Exercise = Skip the pictures and extract all of the lines exactly as written.

Data to use =
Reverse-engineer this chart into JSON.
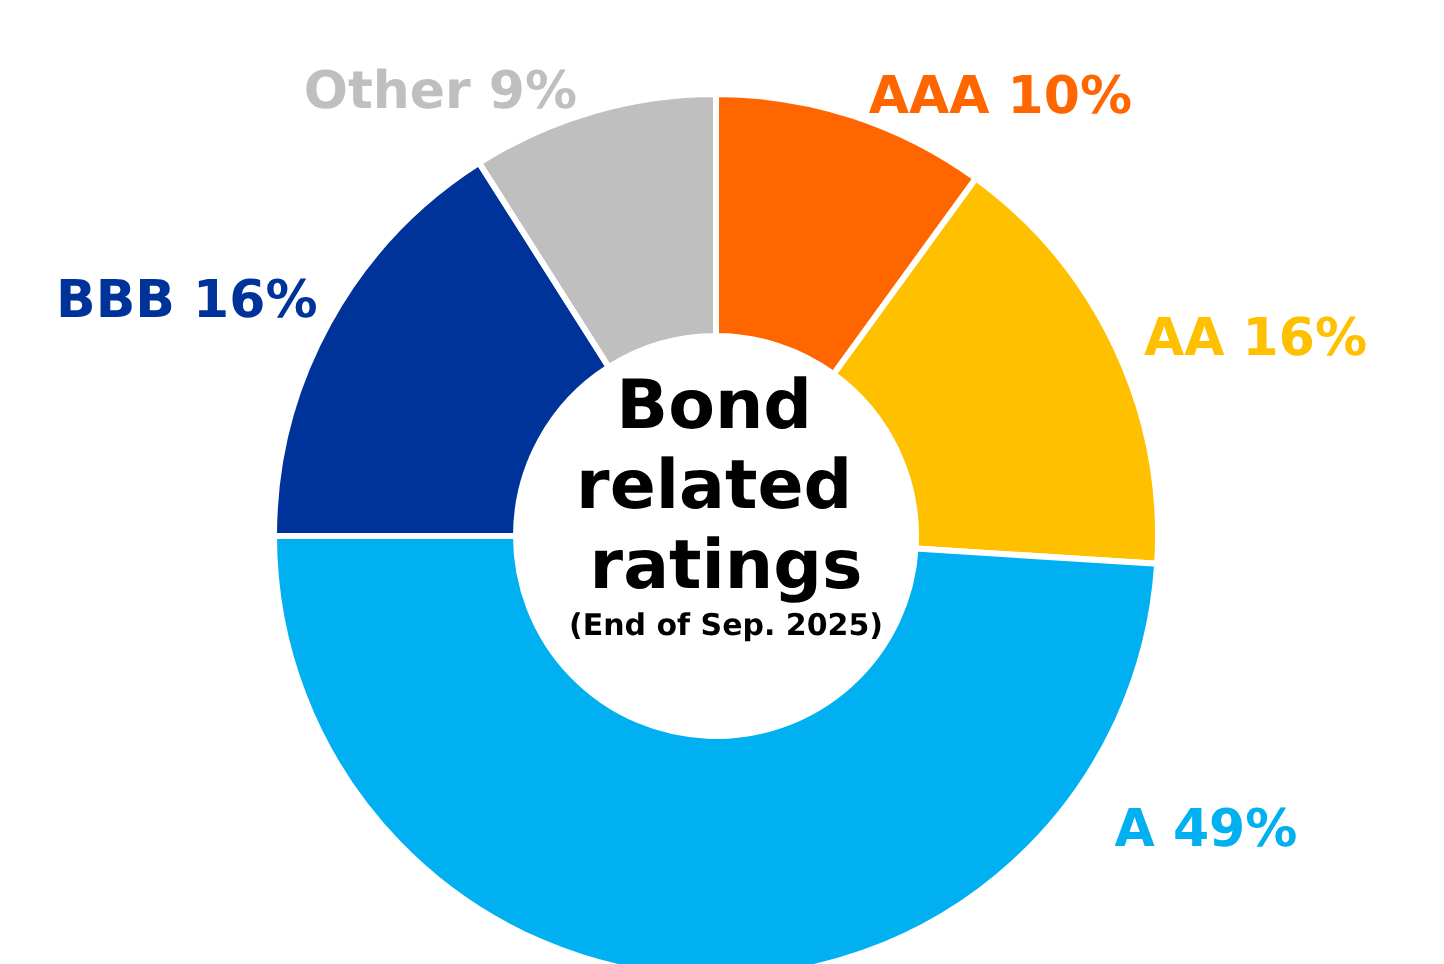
{
  "chart_data": {
    "type": "donut",
    "title": "Bond related ratings",
    "subtitle": "(End of Sep. 2025)",
    "categories": [
      "AAA",
      "AA",
      "A",
      "BBB",
      "Other"
    ],
    "values": [
      10,
      16,
      49,
      16,
      9
    ],
    "value_labels": [
      "10%",
      "16%",
      "49%",
      "16%",
      "9%"
    ],
    "colors": [
      "#ff6600",
      "#ffc000",
      "#00b0f0",
      "#003399",
      "#bfbfbf"
    ],
    "legend": false
  }
}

Solution to this problem =
Reverse-engineer this chart into JSON.
{
  "chart_data": {
    "type": "donut",
    "title": "Bond related ratings",
    "subtitle": "(End of Sep. 2025)",
    "categories": [
      "AAA",
      "AA",
      "A",
      "BBB",
      "Other"
    ],
    "values": [
      10,
      16,
      49,
      16,
      9
    ],
    "value_labels": [
      "10%",
      "16%",
      "49%",
      "16%",
      "9%"
    ],
    "colors": [
      "#ff6600",
      "#ffc000",
      "#00b0f0",
      "#003399",
      "#bfbfbf"
    ],
    "legend": false
  }
}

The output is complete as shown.